Requirements: Copy out the listing in full, exactly as written, but not its pictures.

-- BEGIN Records for the task --

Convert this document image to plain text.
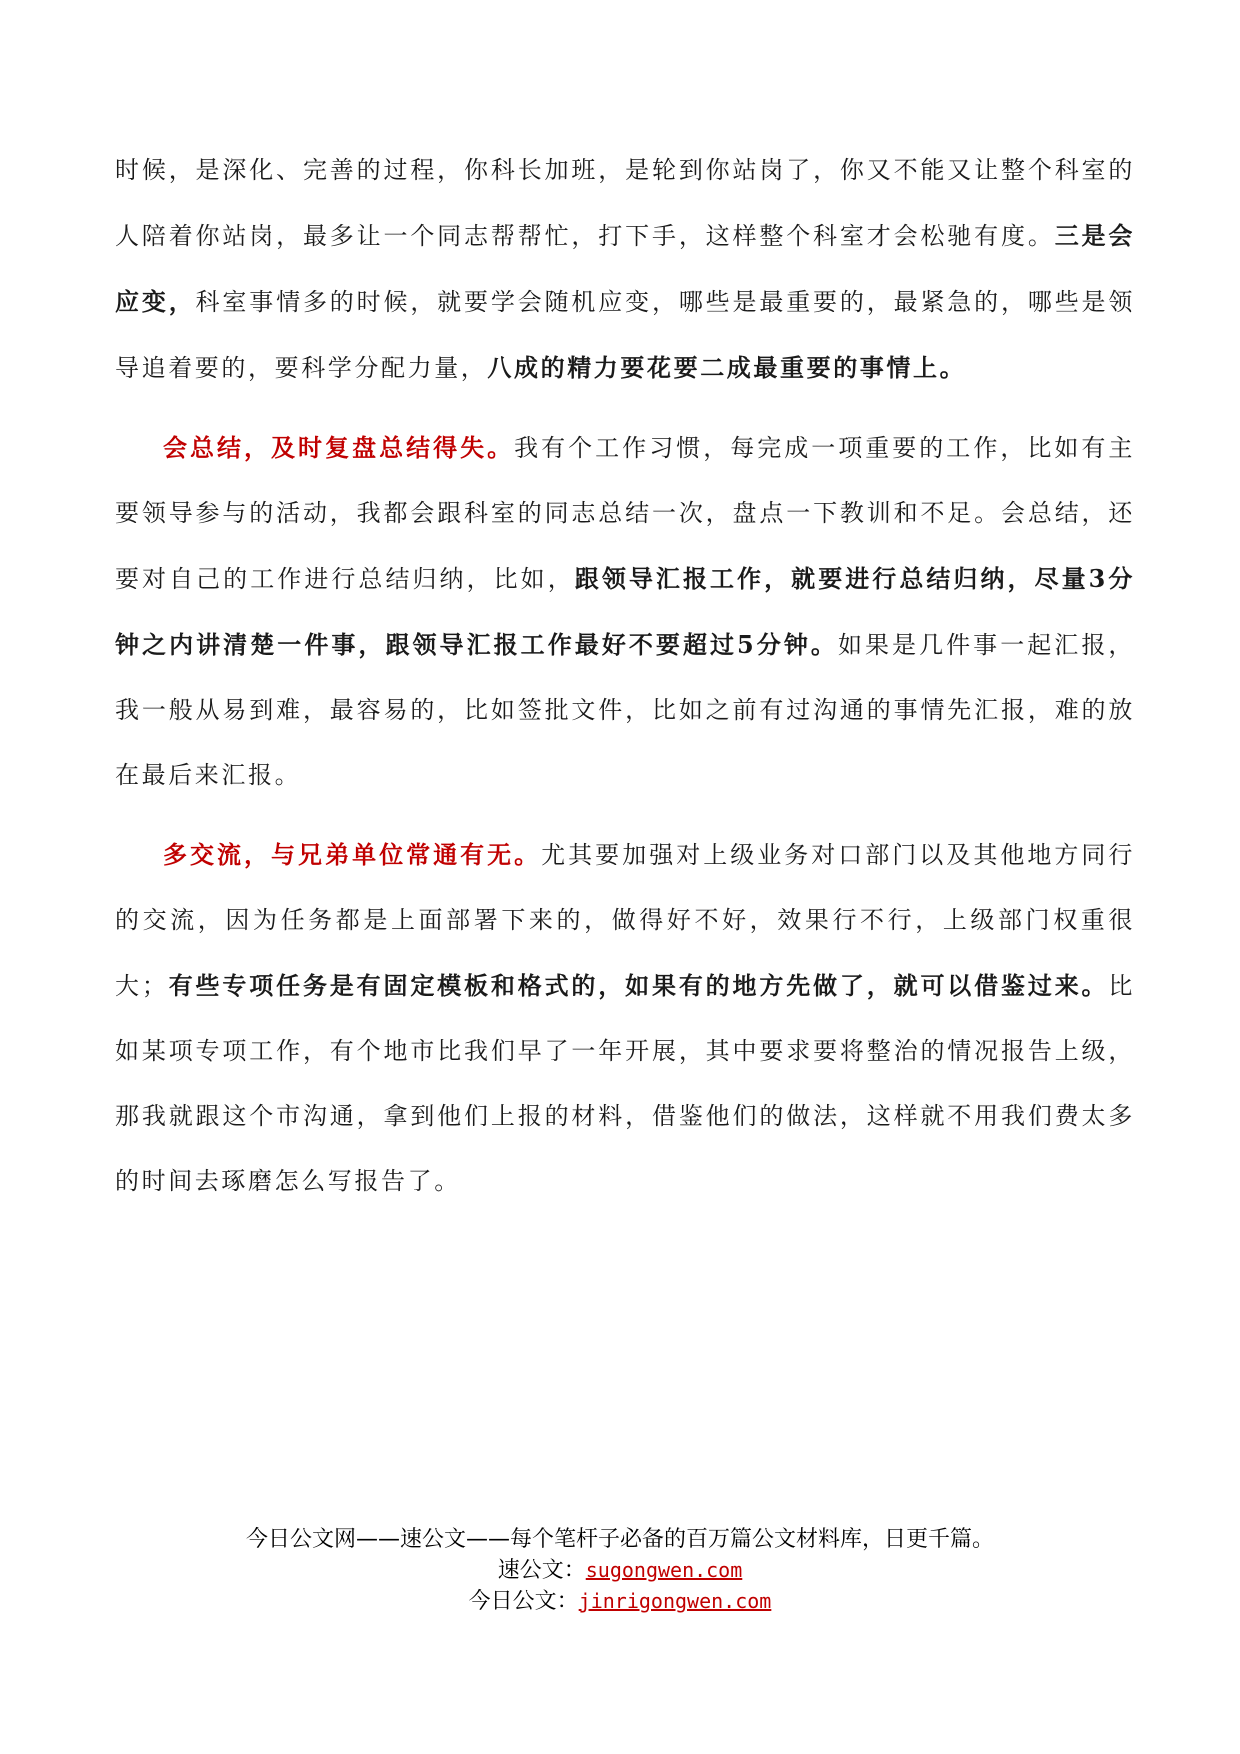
时候，是深化、完善的过程，你科长加班，是轮到你站岗了，你又不能又让整个科室的人陪着你站岗，最多让一个同志帮帮忙，打下手，这样整个科室才会松驰有度。三是会应变，科室事情多的时候，就要学会随机应变，哪些是最重要的，最紧急的，哪些是领导追着要的，要科学分配力量，八成的精力要花要二成最重要的事情上。

会总结，及时复盘总结得失。我有个工作习惯，每完成一项重要的工作，比如有主要领导参与的活动，我都会跟科室的同志总结一次，盘点一下教训和不足。会总结，还要对自己的工作进行总结归纳，比如，跟领导汇报工作，就要进行总结归纳，尽量3分钟之内讲清楚一件事，跟领导汇报工作最好不要超过5分钟。如果是几件事一起汇报，我一般从易到难，最容易的，比如签批文件，比如之前有过沟通的事情先汇报，难的放在最后来汇报。

多交流，与兄弟单位常通有无。尤其要加强对上级业务对口部门以及其他地方同行的交流，因为任务都是上面部署下来的，做得好不好，效果行不行，上级部门权重很大；有些专项任务是有固定模板和格式的，如果有的地方先做了，就可以借鉴过来。比如某项专项工作，有个地市比我们早了一年开展，其中要求要将整治的情况报告上级，那我就跟这个市沟通，拿到他们上报的材料，借鉴他们的做法，这样就不用我们费太多的时间去琢磨怎么写报告了。

今日公文网——速公文——每个笔杆子必备的百万篇公文材料库，日更千篇。

速公文：sugongwen.com

今日公文：jinrigongwen.com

-- END Records for the task --

Task solution:
Convert this document image to plain text.
时候，是深化、完善的过程，你科长加班，是轮到你站岗了，你又不能又让整个科室的人陪着你站岗，最多让一个同志帮帮忙，打下手，这样整个科室才会松驰有度。三是会应变，科室事情多的时候，就要学会随机应变，哪些是最重要的，最紧急的，哪些是领导追着要的，要科学分配力量，八成的精力要花要二成最重要的事情上。

会总结，及时复盘总结得失。我有个工作习惯，每完成一项重要的工作，比如有主要领导参与的活动，我都会跟科室的同志总结一次，盘点一下教训和不足。会总结，还要对自己的工作进行总结归纳，比如，跟领导汇报工作，就要进行总结归纳，尽量3分钟之内讲清楚一件事，跟领导汇报工作最好不要超过5分钟。如果是几件事一起汇报，我一般从易到难，最容易的，比如签批文件，比如之前有过沟通的事情先汇报，难的放在最后来汇报。

多交流，与兄弟单位常通有无。尤其要加强对上级业务对口部门以及其他地方同行的交流，因为任务都是上面部署下来的，做得好不好，效果行不行，上级部门权重很大；有些专项任务是有固定模板和格式的，如果有的地方先做了，就可以借鉴过来。比如某项专项工作，有个地市比我们早了一年开展，其中要求要将整治的情况报告上级，那我就跟这个市沟通，拿到他们上报的材料，借鉴他们的做法，这样就不用我们费太多的时间去琢磨怎么写报告了。

今日公文网——速公文——每个笔杆子必备的百万篇公文材料库，日更千篇。

速公文：sugongwen.com

今日公文：jinrigongwen.com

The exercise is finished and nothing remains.